Chart and figure data
_____

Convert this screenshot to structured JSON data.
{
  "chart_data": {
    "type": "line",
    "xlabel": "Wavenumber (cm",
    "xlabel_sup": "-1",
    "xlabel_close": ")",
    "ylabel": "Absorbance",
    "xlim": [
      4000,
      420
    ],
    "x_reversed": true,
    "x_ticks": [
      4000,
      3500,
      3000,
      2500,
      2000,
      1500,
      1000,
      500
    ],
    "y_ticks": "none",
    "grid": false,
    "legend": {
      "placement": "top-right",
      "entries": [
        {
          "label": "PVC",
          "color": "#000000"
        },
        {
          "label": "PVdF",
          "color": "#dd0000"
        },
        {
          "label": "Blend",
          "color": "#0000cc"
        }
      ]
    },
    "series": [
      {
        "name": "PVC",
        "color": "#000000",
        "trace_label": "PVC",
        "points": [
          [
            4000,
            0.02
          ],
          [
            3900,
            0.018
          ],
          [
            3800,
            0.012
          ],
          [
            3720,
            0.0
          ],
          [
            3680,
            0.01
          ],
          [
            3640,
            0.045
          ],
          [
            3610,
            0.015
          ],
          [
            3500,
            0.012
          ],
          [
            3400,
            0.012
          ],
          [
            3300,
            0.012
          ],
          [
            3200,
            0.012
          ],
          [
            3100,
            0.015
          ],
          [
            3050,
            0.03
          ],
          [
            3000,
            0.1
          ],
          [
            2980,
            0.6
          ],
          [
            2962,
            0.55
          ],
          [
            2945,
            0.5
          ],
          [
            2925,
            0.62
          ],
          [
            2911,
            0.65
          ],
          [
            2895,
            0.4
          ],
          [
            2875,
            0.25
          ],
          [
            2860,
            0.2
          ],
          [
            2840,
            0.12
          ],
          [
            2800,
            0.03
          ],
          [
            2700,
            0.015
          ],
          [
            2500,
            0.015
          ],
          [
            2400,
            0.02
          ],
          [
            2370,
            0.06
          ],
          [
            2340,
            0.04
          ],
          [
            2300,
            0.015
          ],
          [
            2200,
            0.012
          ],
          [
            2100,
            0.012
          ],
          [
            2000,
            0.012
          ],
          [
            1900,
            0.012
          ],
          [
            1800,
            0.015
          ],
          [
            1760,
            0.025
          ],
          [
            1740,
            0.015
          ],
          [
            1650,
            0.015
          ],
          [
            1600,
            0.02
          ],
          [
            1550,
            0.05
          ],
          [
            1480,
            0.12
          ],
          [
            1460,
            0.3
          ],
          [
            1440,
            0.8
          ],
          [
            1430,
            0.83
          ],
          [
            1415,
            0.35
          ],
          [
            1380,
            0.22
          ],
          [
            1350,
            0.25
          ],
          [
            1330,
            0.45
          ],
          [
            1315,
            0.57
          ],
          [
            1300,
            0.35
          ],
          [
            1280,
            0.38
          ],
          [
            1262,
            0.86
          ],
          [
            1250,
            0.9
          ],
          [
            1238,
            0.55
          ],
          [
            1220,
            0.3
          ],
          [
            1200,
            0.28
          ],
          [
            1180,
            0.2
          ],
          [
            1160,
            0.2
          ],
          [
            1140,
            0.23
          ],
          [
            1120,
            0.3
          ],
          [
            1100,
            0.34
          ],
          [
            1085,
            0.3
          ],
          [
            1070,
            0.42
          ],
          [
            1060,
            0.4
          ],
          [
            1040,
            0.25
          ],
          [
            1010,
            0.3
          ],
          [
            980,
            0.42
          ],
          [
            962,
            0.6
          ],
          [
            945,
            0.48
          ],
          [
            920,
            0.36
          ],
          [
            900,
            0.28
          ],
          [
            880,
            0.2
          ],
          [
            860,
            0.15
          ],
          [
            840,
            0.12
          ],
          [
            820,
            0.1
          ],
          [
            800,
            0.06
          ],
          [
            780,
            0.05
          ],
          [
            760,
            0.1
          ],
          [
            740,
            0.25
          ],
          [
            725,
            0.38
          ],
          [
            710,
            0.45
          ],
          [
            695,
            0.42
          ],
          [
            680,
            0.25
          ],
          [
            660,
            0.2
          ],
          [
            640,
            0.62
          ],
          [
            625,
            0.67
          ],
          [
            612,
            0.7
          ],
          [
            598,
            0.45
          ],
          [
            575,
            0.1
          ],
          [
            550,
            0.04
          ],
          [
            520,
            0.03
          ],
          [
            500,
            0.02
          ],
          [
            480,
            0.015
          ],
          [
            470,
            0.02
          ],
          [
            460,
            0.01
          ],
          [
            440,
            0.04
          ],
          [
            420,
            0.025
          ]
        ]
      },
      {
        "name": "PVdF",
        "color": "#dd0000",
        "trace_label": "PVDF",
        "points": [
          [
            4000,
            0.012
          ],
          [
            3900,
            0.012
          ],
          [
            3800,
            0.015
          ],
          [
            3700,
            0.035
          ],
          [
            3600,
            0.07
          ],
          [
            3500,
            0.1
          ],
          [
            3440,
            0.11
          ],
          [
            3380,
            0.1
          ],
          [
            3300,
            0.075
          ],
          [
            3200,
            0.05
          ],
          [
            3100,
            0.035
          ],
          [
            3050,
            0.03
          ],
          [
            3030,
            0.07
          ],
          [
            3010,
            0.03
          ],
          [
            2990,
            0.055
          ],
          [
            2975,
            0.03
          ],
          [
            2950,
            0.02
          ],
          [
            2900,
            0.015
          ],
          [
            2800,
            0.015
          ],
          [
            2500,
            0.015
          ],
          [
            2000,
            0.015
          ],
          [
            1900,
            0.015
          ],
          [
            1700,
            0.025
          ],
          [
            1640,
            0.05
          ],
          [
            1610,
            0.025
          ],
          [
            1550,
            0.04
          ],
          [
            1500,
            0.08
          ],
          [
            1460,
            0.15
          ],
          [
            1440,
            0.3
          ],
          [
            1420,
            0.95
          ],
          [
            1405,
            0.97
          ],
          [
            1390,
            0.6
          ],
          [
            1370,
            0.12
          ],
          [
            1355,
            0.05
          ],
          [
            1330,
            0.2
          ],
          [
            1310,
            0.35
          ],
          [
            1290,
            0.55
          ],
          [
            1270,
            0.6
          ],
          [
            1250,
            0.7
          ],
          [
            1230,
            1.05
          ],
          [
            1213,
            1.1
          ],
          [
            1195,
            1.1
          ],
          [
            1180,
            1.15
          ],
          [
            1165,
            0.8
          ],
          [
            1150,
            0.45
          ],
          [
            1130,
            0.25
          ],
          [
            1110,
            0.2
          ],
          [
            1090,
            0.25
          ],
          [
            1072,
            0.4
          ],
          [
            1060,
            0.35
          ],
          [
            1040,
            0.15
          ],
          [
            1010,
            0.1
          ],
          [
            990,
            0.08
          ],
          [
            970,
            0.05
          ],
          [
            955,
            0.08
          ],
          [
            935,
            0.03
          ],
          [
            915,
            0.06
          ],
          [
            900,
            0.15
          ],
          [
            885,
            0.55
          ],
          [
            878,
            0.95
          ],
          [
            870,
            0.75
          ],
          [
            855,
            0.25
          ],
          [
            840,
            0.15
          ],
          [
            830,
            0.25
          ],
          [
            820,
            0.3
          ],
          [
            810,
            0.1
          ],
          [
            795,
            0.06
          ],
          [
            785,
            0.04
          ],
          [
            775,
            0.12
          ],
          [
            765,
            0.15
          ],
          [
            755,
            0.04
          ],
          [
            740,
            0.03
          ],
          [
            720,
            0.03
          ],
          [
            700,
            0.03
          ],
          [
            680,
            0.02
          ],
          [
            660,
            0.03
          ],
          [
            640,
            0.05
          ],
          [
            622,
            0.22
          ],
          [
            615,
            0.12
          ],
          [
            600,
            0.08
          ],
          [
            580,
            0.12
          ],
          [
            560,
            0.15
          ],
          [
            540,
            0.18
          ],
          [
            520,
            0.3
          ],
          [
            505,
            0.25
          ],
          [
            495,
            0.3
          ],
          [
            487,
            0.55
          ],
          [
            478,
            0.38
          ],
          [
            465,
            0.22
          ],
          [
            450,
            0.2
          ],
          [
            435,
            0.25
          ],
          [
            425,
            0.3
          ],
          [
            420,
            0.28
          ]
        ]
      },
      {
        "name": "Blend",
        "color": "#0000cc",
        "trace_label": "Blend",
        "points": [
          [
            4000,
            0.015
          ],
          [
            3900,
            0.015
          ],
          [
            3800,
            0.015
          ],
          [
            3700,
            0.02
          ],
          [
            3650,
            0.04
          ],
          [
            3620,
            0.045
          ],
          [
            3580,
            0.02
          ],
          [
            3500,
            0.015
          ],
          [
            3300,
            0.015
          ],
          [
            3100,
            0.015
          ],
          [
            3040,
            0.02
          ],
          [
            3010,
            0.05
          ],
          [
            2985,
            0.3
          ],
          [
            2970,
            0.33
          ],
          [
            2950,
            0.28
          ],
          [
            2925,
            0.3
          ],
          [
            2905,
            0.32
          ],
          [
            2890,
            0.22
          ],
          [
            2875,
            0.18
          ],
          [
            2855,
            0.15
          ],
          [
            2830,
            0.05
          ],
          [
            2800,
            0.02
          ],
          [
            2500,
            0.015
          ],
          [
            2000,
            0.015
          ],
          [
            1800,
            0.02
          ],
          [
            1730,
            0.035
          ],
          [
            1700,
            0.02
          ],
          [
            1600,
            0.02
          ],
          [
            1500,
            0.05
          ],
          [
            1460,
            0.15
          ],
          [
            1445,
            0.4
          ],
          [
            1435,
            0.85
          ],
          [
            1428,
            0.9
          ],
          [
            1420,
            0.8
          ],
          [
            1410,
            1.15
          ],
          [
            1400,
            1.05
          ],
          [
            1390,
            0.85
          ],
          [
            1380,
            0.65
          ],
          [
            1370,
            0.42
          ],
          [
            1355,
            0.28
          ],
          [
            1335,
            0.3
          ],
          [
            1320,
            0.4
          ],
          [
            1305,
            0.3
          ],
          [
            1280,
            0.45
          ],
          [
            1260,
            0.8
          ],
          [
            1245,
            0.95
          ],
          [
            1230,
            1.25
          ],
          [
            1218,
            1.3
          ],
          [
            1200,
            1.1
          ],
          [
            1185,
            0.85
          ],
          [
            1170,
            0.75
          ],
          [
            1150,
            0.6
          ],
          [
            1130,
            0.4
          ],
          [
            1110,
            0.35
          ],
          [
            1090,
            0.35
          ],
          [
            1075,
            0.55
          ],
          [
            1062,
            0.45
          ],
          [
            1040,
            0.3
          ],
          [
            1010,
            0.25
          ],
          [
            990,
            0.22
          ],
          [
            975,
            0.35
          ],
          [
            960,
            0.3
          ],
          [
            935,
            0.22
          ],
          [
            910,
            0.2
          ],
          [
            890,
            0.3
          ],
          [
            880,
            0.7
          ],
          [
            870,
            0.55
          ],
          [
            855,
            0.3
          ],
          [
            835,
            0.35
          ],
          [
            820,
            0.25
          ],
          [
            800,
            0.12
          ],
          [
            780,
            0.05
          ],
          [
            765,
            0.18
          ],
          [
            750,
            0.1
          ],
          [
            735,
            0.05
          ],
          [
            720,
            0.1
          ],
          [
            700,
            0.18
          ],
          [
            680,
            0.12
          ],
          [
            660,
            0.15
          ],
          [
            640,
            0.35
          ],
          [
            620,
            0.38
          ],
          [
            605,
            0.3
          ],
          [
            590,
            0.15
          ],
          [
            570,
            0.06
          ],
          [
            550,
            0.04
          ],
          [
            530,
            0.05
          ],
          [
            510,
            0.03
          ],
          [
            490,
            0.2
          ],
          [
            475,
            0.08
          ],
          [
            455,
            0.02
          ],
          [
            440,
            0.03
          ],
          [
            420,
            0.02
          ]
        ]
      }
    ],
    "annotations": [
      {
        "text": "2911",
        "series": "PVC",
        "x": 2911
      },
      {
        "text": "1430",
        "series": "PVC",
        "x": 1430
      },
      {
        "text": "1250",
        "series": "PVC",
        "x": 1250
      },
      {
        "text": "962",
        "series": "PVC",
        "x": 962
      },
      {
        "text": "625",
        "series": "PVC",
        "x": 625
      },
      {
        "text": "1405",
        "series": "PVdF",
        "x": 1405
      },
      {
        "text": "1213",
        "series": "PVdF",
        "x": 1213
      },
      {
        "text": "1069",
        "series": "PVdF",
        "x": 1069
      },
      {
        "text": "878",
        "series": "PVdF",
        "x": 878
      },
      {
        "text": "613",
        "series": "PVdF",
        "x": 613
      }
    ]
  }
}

_____

Every line of the listing that holds "Blend" should be found and copied.

SOLUTION TO THE PROBLEM
          "label": "Blend",
        "name": "Blend",
        "trace_label": "Blend",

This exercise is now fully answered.